* **Brief**
The entries below need to be transcribed verbatim.

- Opening Delimiter -

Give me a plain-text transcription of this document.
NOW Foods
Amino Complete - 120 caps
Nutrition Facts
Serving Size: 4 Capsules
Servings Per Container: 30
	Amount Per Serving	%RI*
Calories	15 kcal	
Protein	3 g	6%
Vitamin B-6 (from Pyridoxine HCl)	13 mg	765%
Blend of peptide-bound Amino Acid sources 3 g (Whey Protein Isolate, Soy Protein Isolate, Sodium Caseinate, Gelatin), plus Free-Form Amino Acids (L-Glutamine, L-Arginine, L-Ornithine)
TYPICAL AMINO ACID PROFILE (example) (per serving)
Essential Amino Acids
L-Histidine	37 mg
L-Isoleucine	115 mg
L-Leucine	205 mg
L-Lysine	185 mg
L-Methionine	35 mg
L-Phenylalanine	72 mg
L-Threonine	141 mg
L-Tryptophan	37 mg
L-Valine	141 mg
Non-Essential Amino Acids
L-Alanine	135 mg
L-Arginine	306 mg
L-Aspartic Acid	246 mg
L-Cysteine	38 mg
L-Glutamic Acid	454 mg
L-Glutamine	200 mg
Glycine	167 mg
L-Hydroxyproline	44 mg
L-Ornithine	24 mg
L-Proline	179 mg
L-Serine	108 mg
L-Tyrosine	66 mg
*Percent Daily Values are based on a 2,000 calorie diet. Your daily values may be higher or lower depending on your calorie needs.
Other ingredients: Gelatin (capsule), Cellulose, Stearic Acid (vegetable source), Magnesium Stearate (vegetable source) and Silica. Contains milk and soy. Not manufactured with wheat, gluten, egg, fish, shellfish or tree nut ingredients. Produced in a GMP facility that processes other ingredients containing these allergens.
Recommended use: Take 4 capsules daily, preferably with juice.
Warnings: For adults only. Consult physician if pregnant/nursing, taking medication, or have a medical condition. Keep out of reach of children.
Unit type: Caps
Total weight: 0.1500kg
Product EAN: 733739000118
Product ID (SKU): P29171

- Closing Delimiter -

* **Final answer**
Give me a plain-text transcription of this document.
NOW Foods
Amino Complete - 120 caps
Nutrition Facts
Serving Size: 4 Capsules
Servings Per Container: 30
	Amount Per Serving	%RI*
Calories	15 kcal	
Protein	3 g	6%
Vitamin B-6 (from Pyridoxine HCl)	13 mg	765%
Blend of peptide-bound Amino Acid sources 3 g (Whey Protein Isolate, Soy Protein Isolate, Sodium Caseinate, Gelatin), plus Free-Form Amino Acids (L-Glutamine, L-Arginine, L-Ornithine)
TYPICAL AMINO ACID PROFILE (example) (per serving)
Essential Amino Acids
L-Histidine	37 mg
L-Isoleucine	115 mg
L-Leucine	205 mg
L-Lysine	185 mg
L-Methionine	35 mg
L-Phenylalanine	72 mg
L-Threonine	141 mg
L-Tryptophan	37 mg
L-Valine	141 mg
Non-Essential Amino Acids
L-Alanine	135 mg
L-Arginine	306 mg
L-Aspartic Acid	246 mg
L-Cysteine	38 mg
L-Glutamic Acid	454 mg
L-Glutamine	200 mg
Glycine	167 mg
L-Hydroxyproline	44 mg
L-Ornithine	24 mg
L-Proline	179 mg
L-Serine	108 mg
L-Tyrosine	66 mg
*Percent Daily Values are based on a 2,000 calorie diet. Your daily values may be higher or lower depending on your calorie needs.
Other ingredients: Gelatin (capsule), Cellulose, Stearic Acid (vegetable source), Magnesium Stearate (vegetable source) and Silica. Contains milk and soy. Not manufactured with wheat, gluten, egg, fish, shellfish or tree nut ingredients. Produced in a GMP facility that processes other ingredients containing these allergens.
Recommended use: Take 4 capsules daily, preferably with juice.
Warnings: For adults only. Consult physician if pregnant/nursing, taking medication, or have a medical condition. Keep out of reach of children.
Unit type: Caps
Total weight: 0.1500kg
Product EAN: 733739000118
Product ID (SKU): P29171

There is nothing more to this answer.